PROBLEM DESCRIPTION -> Scan the entries below and extract each line with the word "enstrophy" in it.
::::::
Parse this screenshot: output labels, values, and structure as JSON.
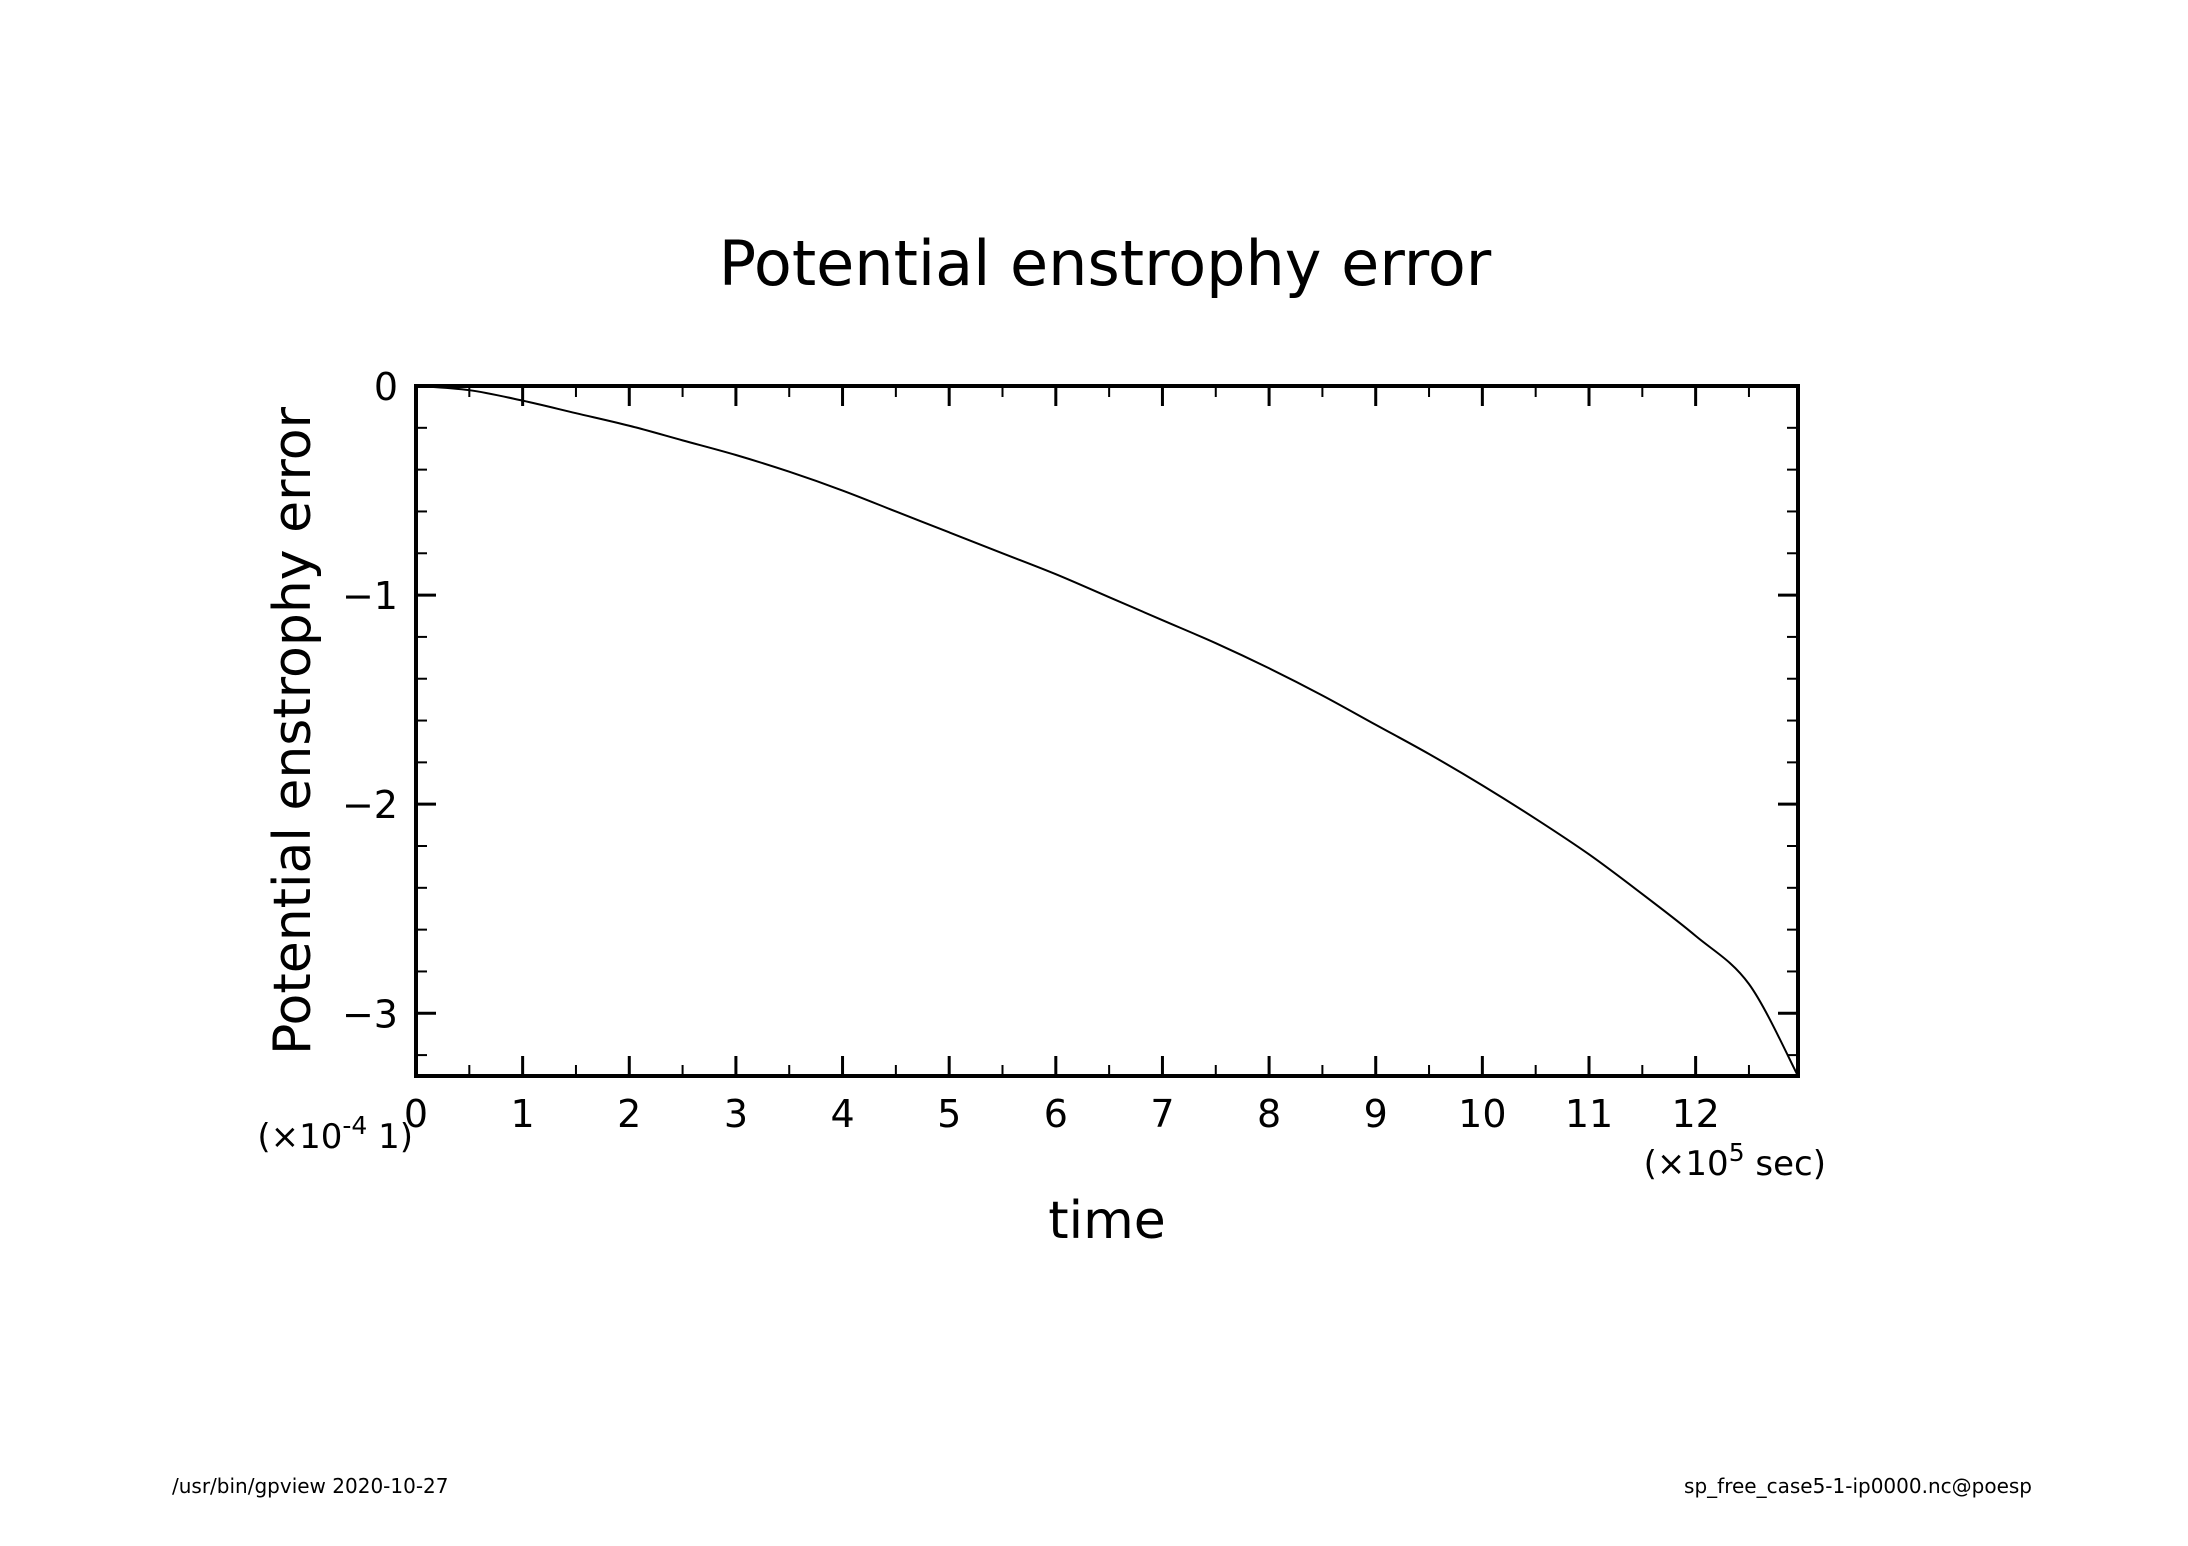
{
  "footer": {
    "left": "/usr/bin/gpview  2020-10-27",
    "right": "sp_free_case5-1-ip0000.nc@poesp"
  },
  "chart_data": {
    "type": "line",
    "title": "Potential enstrophy error",
    "xlabel": "time",
    "ylabel": "Potential enstrophy error",
    "x_scale_label": {
      "prefix": "(×10",
      "exp": "5",
      "suffix": " sec)"
    },
    "y_scale_label": {
      "prefix": "(×10",
      "exp": "-4",
      "suffix": " 1)"
    },
    "xlim": [
      0,
      12.96
    ],
    "ylim": [
      -3.3,
      0
    ],
    "xticks_major": [
      0,
      1,
      2,
      3,
      4,
      5,
      6,
      7,
      8,
      9,
      10,
      11,
      12
    ],
    "xticks_minor": [
      0.5,
      1.5,
      2.5,
      3.5,
      4.5,
      5.5,
      6.5,
      7.5,
      8.5,
      9.5,
      10.5,
      11.5,
      12.5
    ],
    "yticks_major": [
      0,
      -1,
      -2,
      -3
    ],
    "yticks_minor": [
      -0.2,
      -0.4,
      -0.6,
      -0.8,
      -1.2,
      -1.4,
      -1.6,
      -1.8,
      -2.2,
      -2.4,
      -2.6,
      -2.8,
      -3.2
    ],
    "xtick_labels": [
      "0",
      "1",
      "2",
      "3",
      "4",
      "5",
      "6",
      "7",
      "8",
      "9",
      "10",
      "11",
      "12"
    ],
    "ytick_labels": [
      "0",
      "−1",
      "−2",
      "−3"
    ],
    "grid": false,
    "legend": "none",
    "line_color": "#000000",
    "series": [
      {
        "x": [
          0,
          0.5,
          1,
          1.5,
          2,
          2.5,
          3,
          3.5,
          4,
          4.5,
          5,
          5.5,
          6,
          6.5,
          7,
          7.5,
          8,
          8.5,
          9,
          9.5,
          10,
          10.5,
          11,
          11.5,
          12,
          12.5,
          12.96
        ],
        "values": [
          0,
          -0.02,
          -0.07,
          -0.13,
          -0.19,
          -0.26,
          -0.33,
          -0.41,
          -0.5,
          -0.6,
          -0.7,
          -0.8,
          -0.9,
          -1.01,
          -1.12,
          -1.23,
          -1.35,
          -1.48,
          -1.62,
          -1.76,
          -1.91,
          -2.07,
          -2.24,
          -2.43,
          -2.63,
          -2.86,
          -3.3
        ]
      }
    ]
  }
}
::::::
RESPONSE BELOW ->
    "title": "Potential enstrophy error",
    "ylabel": "Potential enstrophy error",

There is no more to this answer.